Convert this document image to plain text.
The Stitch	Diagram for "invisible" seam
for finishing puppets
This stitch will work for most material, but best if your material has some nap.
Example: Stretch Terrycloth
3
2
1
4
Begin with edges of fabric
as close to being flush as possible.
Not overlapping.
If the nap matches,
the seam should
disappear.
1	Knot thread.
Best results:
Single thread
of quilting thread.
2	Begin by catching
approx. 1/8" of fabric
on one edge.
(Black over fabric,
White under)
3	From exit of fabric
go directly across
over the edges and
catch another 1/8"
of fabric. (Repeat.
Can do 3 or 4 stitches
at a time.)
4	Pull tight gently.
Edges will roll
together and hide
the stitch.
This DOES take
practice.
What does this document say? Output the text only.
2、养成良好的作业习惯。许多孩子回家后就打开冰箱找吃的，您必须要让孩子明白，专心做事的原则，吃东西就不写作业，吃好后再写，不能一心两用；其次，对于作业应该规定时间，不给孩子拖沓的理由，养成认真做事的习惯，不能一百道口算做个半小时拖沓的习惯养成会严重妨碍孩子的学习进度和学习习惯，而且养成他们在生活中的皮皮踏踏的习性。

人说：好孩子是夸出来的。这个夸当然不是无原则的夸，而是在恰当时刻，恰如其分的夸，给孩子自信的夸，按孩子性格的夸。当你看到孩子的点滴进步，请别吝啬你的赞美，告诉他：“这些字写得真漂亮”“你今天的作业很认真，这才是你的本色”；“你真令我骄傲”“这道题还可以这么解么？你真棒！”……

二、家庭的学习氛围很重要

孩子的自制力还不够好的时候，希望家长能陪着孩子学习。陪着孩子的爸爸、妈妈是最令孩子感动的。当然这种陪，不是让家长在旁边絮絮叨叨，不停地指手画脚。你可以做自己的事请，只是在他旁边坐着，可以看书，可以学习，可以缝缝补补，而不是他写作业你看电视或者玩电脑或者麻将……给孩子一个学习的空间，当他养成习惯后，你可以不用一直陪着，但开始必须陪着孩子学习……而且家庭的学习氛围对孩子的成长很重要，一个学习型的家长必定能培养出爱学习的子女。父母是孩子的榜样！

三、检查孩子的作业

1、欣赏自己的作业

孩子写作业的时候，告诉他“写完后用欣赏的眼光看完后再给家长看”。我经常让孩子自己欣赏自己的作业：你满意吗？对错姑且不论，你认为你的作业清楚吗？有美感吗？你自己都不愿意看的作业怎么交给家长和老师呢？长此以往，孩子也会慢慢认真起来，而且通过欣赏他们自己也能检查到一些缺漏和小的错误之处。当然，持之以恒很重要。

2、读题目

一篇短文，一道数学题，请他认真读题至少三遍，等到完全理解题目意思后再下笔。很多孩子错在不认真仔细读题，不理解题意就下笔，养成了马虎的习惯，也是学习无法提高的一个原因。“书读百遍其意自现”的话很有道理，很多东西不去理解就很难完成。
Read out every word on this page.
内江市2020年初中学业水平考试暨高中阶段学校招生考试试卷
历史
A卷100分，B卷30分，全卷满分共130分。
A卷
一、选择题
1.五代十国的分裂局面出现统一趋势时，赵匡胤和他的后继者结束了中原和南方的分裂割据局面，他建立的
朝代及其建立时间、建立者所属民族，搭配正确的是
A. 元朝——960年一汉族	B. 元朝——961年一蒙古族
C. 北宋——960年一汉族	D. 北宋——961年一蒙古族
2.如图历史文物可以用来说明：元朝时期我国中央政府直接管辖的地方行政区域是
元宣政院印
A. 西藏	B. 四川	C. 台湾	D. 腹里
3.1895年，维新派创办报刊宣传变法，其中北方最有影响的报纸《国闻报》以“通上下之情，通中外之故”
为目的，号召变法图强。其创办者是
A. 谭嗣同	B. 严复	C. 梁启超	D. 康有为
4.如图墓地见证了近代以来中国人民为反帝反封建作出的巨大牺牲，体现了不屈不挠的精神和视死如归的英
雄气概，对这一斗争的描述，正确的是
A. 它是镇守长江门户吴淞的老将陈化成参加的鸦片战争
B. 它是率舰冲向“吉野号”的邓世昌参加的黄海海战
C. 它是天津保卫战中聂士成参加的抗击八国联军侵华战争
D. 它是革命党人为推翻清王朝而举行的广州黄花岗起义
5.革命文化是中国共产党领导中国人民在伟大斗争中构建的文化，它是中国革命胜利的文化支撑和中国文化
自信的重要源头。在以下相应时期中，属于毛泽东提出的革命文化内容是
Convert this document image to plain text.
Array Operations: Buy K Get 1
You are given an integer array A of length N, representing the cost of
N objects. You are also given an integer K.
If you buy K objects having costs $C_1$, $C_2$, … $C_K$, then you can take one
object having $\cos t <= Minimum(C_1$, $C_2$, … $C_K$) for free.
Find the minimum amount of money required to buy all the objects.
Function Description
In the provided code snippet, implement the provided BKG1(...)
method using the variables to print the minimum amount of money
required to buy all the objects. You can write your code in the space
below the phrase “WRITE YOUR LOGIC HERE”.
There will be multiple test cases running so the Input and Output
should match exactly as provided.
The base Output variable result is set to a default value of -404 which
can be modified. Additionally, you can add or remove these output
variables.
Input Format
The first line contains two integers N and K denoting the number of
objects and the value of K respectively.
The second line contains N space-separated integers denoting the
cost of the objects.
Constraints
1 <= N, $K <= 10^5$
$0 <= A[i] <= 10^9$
◆ ◆ ◆ ◆ ◆ ◆ ◆
● REQUIREMENT: From the data above, copy each line that has the string "given".

● RESULT OF THIS TASK:
You are given an integer array A of length N, representing the cost of
N objects. You are also given an integer K.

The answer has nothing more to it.